#### MATERIAL FOR THIS TASK ####
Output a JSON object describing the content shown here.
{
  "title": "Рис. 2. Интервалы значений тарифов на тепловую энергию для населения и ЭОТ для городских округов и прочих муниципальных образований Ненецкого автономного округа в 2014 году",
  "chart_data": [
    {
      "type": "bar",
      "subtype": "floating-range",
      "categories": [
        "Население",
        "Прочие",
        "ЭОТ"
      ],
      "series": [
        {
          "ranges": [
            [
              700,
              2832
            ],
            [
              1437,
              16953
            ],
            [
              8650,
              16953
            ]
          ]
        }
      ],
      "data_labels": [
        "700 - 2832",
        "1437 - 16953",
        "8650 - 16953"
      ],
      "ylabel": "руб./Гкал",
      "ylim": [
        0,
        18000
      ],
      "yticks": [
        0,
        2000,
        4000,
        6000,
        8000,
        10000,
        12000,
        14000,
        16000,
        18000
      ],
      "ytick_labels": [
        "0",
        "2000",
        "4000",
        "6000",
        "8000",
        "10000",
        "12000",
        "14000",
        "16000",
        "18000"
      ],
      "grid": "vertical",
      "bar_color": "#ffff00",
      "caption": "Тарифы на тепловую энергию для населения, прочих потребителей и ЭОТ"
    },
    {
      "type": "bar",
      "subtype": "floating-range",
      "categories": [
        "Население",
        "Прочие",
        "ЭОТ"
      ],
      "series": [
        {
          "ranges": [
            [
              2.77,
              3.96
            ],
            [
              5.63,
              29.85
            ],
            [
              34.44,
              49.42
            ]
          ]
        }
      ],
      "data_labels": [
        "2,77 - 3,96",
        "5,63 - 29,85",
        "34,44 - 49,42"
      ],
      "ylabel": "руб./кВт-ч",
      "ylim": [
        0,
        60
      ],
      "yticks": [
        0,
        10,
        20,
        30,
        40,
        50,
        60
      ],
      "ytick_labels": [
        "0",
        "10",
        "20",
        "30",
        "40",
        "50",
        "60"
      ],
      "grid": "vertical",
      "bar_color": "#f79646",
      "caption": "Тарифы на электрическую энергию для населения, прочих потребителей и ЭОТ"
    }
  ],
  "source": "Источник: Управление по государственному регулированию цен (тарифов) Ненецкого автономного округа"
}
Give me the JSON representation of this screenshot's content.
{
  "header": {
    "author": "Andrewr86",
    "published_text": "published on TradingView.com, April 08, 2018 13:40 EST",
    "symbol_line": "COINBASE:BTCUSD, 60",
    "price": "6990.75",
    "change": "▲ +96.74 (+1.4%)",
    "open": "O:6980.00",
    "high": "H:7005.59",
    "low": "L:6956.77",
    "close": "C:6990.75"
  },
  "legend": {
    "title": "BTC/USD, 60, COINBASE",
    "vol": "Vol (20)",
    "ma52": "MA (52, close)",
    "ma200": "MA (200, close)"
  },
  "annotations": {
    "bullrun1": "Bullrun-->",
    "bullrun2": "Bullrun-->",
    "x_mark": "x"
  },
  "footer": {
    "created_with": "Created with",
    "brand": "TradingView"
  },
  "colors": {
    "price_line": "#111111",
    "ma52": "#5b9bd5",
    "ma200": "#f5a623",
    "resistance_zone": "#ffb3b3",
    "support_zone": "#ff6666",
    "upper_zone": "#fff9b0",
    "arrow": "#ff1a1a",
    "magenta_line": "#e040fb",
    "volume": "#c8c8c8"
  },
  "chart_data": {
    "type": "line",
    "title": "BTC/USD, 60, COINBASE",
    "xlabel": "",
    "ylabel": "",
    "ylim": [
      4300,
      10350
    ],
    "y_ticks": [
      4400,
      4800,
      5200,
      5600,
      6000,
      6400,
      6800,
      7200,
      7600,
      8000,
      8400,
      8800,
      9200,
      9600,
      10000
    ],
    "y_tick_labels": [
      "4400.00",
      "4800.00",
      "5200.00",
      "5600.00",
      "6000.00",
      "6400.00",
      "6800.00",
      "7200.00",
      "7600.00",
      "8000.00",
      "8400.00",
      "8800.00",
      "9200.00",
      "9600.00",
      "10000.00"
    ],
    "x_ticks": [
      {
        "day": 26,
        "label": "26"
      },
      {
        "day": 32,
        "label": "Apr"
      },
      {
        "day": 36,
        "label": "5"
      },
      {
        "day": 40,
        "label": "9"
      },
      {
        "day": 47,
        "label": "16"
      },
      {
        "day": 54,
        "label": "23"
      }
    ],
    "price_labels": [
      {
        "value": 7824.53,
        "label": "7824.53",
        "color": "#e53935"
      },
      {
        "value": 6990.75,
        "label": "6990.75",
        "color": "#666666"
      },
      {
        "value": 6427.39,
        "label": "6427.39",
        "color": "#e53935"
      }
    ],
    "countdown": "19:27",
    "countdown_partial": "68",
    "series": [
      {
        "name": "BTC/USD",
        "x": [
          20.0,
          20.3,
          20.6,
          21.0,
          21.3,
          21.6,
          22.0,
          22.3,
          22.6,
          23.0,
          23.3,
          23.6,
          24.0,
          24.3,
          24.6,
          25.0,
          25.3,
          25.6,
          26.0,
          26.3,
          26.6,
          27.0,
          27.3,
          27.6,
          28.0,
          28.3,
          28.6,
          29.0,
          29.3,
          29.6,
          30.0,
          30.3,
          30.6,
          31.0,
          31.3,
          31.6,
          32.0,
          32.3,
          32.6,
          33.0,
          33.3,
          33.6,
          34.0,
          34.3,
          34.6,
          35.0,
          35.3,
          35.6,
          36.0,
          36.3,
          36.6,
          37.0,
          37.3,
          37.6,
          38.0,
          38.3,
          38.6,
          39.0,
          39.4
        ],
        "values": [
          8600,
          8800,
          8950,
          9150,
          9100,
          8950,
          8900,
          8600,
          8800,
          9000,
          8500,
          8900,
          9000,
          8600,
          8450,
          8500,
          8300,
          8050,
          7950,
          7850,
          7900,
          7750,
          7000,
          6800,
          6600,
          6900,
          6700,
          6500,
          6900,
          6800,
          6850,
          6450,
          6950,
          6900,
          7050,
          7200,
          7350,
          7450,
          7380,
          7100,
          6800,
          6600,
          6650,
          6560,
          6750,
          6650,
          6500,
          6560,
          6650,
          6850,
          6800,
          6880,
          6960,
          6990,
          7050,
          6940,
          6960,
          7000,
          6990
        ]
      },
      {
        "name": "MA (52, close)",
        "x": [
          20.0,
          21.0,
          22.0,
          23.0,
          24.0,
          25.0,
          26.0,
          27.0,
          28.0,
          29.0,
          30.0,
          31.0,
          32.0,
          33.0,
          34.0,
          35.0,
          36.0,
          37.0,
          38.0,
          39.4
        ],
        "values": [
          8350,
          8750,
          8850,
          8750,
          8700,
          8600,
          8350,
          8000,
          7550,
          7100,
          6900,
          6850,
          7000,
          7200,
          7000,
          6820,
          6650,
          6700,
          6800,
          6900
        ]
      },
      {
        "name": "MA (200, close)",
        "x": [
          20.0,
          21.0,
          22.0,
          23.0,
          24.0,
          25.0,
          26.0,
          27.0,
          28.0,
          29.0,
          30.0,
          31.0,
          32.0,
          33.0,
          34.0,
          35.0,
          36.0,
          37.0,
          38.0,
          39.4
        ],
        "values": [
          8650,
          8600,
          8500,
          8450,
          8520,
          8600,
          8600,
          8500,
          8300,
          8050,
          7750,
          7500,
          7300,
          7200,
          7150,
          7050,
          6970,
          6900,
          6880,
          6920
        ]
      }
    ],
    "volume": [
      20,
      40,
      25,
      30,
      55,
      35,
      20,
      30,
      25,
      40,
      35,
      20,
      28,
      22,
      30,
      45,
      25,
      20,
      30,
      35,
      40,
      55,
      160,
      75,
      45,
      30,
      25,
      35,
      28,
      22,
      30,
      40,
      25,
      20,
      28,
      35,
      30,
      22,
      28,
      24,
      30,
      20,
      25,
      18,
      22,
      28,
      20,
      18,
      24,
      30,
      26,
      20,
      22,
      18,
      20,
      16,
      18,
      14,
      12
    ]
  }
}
####
#### MATERIAL FOR THIS TASK ####
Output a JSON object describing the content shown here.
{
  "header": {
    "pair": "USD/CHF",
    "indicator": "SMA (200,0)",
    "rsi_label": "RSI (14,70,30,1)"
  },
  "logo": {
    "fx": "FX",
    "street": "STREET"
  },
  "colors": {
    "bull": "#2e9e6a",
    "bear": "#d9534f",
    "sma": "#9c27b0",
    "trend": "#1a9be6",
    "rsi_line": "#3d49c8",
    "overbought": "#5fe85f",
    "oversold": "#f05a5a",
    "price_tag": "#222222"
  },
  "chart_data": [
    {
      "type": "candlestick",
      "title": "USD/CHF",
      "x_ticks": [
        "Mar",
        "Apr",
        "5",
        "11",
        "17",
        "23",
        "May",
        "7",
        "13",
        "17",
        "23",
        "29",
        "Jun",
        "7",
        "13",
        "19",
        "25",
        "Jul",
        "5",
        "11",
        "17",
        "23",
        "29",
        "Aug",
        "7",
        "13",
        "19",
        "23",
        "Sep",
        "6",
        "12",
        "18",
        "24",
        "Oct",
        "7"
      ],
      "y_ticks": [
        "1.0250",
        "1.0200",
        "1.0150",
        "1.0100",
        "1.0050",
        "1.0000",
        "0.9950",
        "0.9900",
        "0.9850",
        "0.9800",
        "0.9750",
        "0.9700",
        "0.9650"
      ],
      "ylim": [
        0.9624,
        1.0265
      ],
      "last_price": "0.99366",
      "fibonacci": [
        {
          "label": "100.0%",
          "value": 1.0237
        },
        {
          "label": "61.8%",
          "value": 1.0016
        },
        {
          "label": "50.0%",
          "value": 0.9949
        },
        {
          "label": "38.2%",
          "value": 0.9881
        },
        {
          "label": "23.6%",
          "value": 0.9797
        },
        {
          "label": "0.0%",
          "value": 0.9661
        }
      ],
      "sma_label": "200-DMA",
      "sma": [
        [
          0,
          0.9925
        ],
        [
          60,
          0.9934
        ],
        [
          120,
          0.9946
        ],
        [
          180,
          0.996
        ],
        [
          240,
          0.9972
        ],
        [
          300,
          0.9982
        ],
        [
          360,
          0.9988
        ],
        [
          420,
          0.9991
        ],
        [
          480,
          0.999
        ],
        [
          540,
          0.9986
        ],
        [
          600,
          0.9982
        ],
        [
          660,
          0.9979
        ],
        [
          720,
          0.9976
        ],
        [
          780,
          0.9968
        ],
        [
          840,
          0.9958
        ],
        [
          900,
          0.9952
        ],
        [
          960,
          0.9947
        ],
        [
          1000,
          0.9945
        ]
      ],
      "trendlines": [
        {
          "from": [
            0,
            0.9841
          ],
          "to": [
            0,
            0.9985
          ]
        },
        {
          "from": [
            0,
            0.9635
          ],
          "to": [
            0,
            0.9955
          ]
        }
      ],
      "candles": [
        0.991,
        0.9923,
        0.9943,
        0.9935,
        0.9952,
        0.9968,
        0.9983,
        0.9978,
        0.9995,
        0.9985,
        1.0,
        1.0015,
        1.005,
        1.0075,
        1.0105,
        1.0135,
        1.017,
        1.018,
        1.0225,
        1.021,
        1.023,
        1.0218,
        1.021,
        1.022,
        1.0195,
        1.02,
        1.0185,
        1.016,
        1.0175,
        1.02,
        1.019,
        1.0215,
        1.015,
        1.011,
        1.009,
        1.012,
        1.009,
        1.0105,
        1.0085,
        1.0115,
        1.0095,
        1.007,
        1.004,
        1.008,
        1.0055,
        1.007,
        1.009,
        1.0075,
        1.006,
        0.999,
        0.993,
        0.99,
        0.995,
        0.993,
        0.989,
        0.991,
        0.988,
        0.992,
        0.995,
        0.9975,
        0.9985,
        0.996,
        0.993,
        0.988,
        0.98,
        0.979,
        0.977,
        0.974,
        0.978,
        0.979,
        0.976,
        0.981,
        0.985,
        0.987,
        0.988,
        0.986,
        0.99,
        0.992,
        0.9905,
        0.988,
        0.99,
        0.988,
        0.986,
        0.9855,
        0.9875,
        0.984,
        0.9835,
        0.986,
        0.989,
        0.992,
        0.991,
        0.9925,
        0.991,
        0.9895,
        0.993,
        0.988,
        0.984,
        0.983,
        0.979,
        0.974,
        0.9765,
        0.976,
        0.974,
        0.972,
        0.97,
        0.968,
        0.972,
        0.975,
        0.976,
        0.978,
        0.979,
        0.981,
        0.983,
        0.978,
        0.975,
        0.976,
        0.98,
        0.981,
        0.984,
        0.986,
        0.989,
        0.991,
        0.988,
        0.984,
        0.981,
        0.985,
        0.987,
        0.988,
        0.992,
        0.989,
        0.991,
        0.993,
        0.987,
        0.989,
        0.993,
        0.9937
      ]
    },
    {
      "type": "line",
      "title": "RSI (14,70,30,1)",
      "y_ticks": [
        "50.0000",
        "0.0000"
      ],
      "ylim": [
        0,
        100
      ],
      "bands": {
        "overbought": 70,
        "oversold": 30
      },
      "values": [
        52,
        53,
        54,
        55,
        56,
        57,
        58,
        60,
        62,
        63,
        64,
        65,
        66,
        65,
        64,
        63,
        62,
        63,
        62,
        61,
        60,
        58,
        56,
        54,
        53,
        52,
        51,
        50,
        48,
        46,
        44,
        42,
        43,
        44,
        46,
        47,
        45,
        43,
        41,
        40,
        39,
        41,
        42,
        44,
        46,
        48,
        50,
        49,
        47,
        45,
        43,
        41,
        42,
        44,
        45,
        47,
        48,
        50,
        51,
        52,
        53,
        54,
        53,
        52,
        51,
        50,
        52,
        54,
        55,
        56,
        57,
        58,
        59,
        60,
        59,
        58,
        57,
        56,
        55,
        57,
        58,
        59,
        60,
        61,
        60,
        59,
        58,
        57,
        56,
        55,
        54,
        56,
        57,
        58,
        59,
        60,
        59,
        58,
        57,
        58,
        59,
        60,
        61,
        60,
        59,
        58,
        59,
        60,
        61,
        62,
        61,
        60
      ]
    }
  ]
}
####
> _DIRECTIVE_
Go through the listing above and work out how many lines contain the string "title". Reply with the number alone.

> _CORRECT OUTPUT_
5